Text section –
****************************************

Thoughts on the Kindle Ecosystem

I read books using the Kindle ecosystem; having such quick access to books has changed my reading life and increased the quantity and quality of books I read each year. I love how I can start reading something at night on my (physical) Kindle and then use the Kindle app on my phone the next day waiting for a doctor’s appointment, and it saves me from having to carry around the ten books that I am (sort of) reading at any one time.

I occasionally use the iPad Kindle app as well, and the Mac app or online experience less often. While in the car I listen to Audible books about half of the time I’m in the car and gross hip-hop music the other half.

****************************************

Entries provided –
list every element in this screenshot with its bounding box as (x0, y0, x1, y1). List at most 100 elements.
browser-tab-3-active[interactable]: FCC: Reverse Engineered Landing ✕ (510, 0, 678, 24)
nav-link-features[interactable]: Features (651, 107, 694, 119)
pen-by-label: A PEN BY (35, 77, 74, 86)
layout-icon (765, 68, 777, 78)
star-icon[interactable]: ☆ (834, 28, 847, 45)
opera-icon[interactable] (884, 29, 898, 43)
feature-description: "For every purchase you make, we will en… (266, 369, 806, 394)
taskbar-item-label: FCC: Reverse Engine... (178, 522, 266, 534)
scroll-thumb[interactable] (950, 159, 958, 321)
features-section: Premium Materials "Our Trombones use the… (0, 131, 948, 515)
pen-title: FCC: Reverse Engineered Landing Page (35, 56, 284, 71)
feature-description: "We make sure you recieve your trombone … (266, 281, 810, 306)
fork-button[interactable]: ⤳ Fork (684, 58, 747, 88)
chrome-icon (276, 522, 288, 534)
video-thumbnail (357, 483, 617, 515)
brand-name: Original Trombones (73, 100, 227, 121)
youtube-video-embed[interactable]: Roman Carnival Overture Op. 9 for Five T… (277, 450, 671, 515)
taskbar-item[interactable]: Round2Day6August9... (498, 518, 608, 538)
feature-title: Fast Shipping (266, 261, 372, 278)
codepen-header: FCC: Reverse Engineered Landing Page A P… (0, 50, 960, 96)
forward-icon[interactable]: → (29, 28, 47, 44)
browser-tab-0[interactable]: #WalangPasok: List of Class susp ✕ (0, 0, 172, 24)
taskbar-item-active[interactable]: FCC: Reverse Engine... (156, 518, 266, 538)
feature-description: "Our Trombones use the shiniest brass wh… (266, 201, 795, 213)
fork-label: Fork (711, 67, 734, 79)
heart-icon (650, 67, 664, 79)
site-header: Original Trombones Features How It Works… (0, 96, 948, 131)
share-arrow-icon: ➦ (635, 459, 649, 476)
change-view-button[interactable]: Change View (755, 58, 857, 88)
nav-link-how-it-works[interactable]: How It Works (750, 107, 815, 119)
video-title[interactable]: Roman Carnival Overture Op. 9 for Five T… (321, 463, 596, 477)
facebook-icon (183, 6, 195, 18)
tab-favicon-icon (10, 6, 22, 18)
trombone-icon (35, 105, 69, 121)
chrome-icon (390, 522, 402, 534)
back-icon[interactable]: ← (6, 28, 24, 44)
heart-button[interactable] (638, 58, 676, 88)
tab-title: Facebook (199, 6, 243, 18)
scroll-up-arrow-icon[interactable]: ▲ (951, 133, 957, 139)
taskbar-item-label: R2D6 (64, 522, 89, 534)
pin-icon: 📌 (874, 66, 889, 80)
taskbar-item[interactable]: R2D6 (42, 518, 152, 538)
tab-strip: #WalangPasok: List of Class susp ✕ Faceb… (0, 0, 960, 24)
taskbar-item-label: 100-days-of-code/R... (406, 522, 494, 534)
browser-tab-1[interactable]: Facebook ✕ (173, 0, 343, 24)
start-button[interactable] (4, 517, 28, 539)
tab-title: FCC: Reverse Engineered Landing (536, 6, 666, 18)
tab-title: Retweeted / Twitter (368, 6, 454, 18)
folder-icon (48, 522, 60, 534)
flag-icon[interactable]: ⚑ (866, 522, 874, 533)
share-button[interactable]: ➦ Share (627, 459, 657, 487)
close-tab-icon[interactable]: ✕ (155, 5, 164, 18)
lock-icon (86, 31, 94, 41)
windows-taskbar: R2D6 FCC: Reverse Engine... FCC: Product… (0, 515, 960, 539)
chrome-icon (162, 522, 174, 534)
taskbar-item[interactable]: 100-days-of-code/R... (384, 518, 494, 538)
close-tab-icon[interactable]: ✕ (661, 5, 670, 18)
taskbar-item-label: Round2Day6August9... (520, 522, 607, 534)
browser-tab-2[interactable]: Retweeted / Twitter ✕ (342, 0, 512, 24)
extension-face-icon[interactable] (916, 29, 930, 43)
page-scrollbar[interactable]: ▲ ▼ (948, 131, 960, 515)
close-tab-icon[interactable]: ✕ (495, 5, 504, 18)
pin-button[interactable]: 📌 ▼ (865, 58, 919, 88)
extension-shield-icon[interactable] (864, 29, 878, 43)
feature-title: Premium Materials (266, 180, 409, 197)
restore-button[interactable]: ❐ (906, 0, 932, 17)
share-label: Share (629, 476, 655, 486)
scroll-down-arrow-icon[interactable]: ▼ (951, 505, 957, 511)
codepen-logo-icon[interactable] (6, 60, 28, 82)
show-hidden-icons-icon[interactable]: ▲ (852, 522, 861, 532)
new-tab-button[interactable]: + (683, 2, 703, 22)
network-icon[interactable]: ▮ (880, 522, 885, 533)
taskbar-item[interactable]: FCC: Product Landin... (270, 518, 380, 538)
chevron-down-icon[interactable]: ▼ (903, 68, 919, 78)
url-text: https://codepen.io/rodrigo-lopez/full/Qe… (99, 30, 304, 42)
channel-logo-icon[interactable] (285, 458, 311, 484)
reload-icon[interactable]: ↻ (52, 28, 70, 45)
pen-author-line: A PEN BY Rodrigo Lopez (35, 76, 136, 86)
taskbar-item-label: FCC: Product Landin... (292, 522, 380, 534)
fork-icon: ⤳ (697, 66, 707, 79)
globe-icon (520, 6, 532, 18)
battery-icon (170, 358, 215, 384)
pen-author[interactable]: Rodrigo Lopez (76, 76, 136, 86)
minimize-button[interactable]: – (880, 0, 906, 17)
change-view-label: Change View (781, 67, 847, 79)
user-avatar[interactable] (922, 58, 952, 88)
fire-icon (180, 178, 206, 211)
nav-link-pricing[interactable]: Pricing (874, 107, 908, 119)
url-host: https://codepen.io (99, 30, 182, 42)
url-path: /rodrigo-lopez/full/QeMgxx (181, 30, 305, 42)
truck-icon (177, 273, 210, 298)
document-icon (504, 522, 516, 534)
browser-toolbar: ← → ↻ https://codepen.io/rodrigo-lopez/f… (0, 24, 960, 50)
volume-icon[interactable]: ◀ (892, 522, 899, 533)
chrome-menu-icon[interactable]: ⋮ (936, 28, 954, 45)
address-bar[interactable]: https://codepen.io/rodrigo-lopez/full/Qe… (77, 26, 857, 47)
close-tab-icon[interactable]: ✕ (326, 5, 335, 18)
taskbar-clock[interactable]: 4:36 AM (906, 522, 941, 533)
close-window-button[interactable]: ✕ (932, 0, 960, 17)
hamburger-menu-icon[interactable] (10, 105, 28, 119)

****************************************

Explore the material –
1. In the Kindle ecosystem piece, duplicate everything from "Thoughts on the" down to "any one time.".
2. Answer these questions using the Kindle ecosystem piece:
(a) On which device does the writer start reading at night?
(b) Which ways of reading does the writer use less often than the iPad Kindle app?
(c) What does the writer listen to in the car when not listening to Audible books?

Solved tasks –
1.
Thoughts on the Kindle Ecosystem

I read books using the Kindle ecosystem; having such quick access to books has changed my reading life and increased the quantity and quality of books I read each year. I love how I can start reading something at night on my (physical) Kindle and then use the Kindle app on my phone the next day waiting for a doctor’s appointment, and it saves me from having to carry around the ten books that I am (sort of) reading at any one time.

2.
(a) The writer's physical Kindle.
(b) The Mac app and the online experience.
(c) Hip-hop music.